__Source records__
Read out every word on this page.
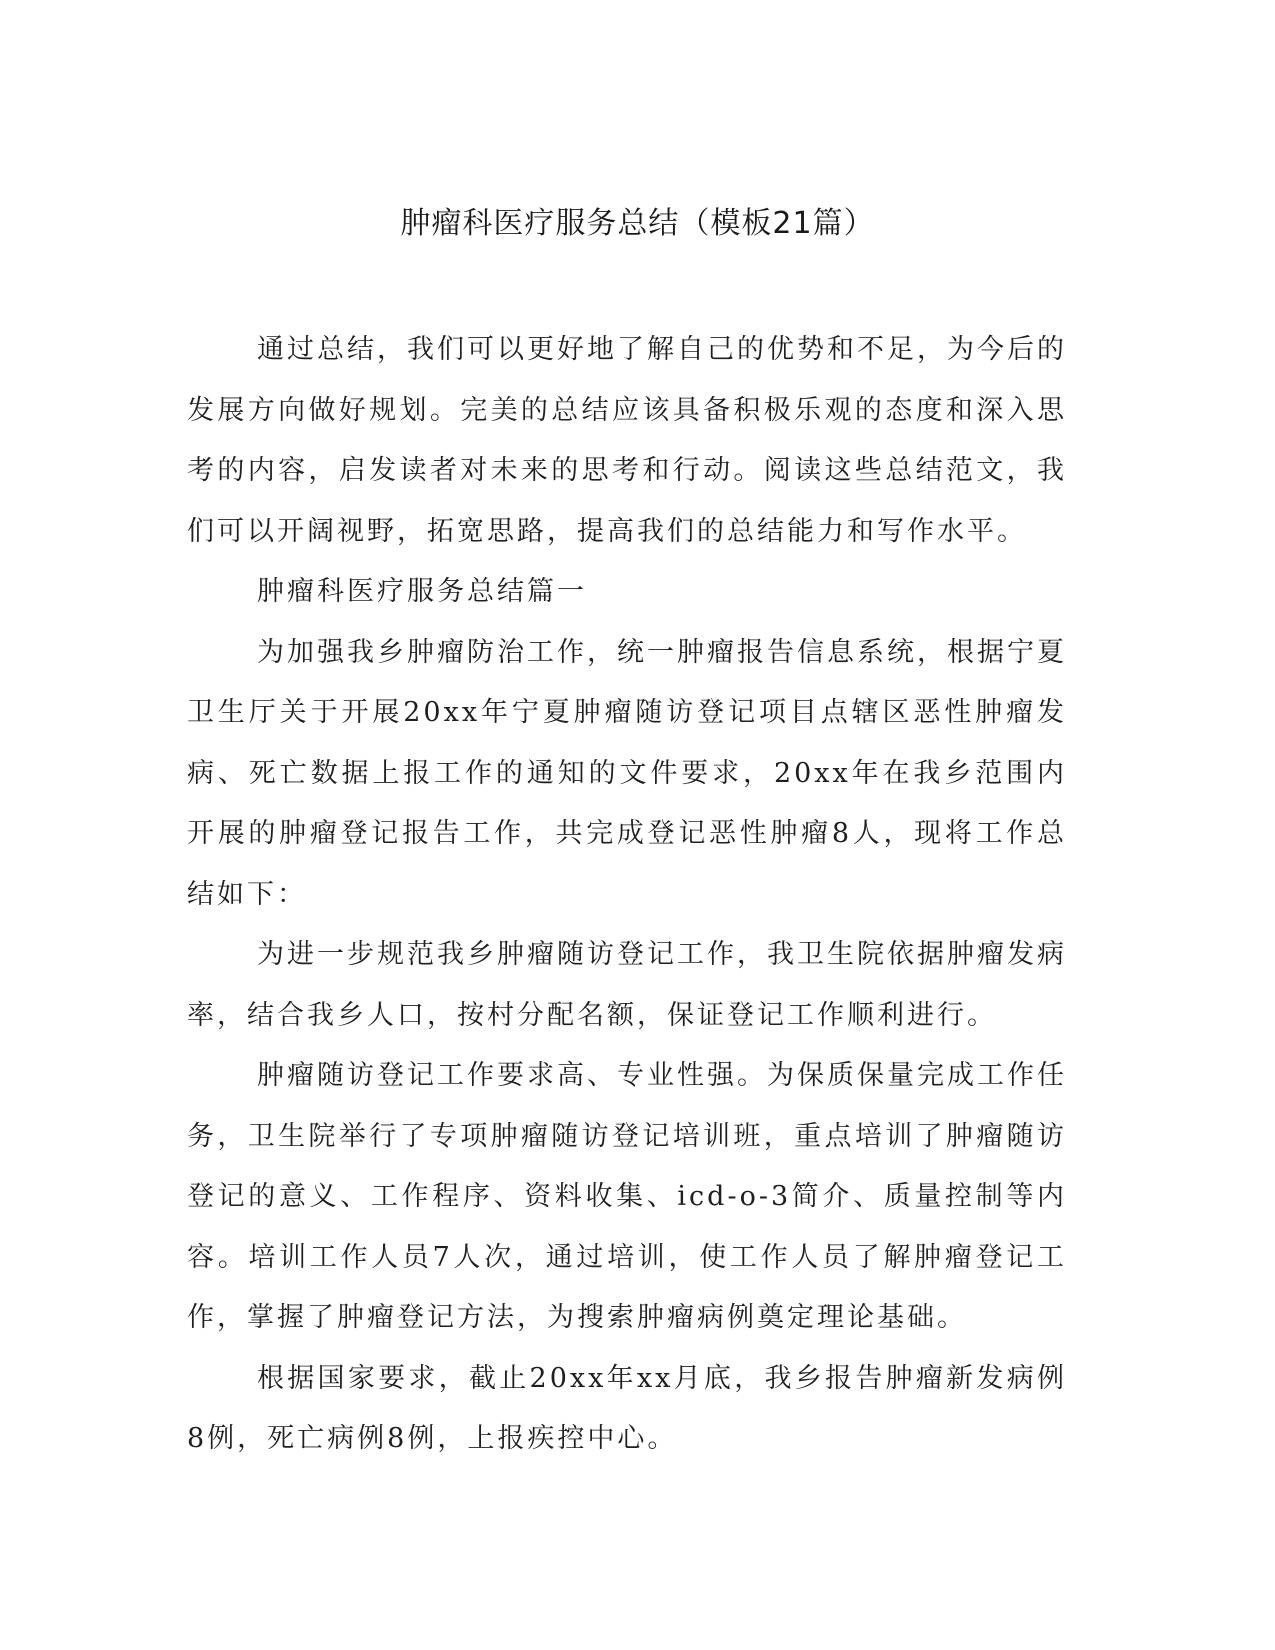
肿瘤科医疗服务总结（模板21篇）

通过总结，我们可以更好地了解自己的优势和不足，为今后的发展方向做好规划。完美的总结应该具备积极乐观的态度和深入思考的内容，启发读者对未来的思考和行动。阅读这些总结范文，我们可以开阔视野，拓宽思路，提高我们的总结能力和写作水平。

肿瘤科医疗服务总结篇一

为加强我乡肿瘤防治工作，统一肿瘤报告信息系统，根据宁夏卫生厅关于开展20xx年宁夏肿瘤随访登记项目点辖区恶性肿瘤发病、死亡数据上报工作的通知的文件要求，20xx年在我乡范围内开展的肿瘤登记报告工作，共完成登记恶性肿瘤8人，现将工作总结如下：

为进一步规范我乡肿瘤随访登记工作，我卫生院依据肿瘤发病率，结合我乡人口，按村分配名额，保证登记工作顺利进行。

肿瘤随访登记工作要求高、专业性强。为保质保量完成工作任务，卫生院举行了专项肿瘤随访登记培训班，重点培训了肿瘤随访登记的意义、工作程序、资料收集、icd-o-3简介、质量控制等内容。培训工作人员7人次，通过培训，使工作人员了解肿瘤登记工作，掌握了肿瘤登记方法，为搜索肿瘤病例奠定理论基础。

根据国家要求，截止20xx年xx月底，我乡报告肿瘤新发病例8例，死亡病例8例，上报疾控中心。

__Given problem__
Write the records above out again exactly, with no pictures in your copy.

__Written solution__
Read out every word on this page.
肿瘤科医疗服务总结（模板21篇）

通过总结，我们可以更好地了解自己的优势和不足，为今后的发展方向做好规划。完美的总结应该具备积极乐观的态度和深入思考的内容，启发读者对未来的思考和行动。阅读这些总结范文，我们可以开阔视野，拓宽思路，提高我们的总结能力和写作水平。

肿瘤科医疗服务总结篇一

为加强我乡肿瘤防治工作，统一肿瘤报告信息系统，根据宁夏卫生厅关于开展20xx年宁夏肿瘤随访登记项目点辖区恶性肿瘤发病、死亡数据上报工作的通知的文件要求，20xx年在我乡范围内开展的肿瘤登记报告工作，共完成登记恶性肿瘤8人，现将工作总结如下：

为进一步规范我乡肿瘤随访登记工作，我卫生院依据肿瘤发病率，结合我乡人口，按村分配名额，保证登记工作顺利进行。

肿瘤随访登记工作要求高、专业性强。为保质保量完成工作任务，卫生院举行了专项肿瘤随访登记培训班，重点培训了肿瘤随访登记的意义、工作程序、资料收集、icd-o-3简介、质量控制等内容。培训工作人员7人次，通过培训，使工作人员了解肿瘤登记工作，掌握了肿瘤登记方法，为搜索肿瘤病例奠定理论基础。

根据国家要求，截止20xx年xx月底，我乡报告肿瘤新发病例8例，死亡病例8例，上报疾控中心。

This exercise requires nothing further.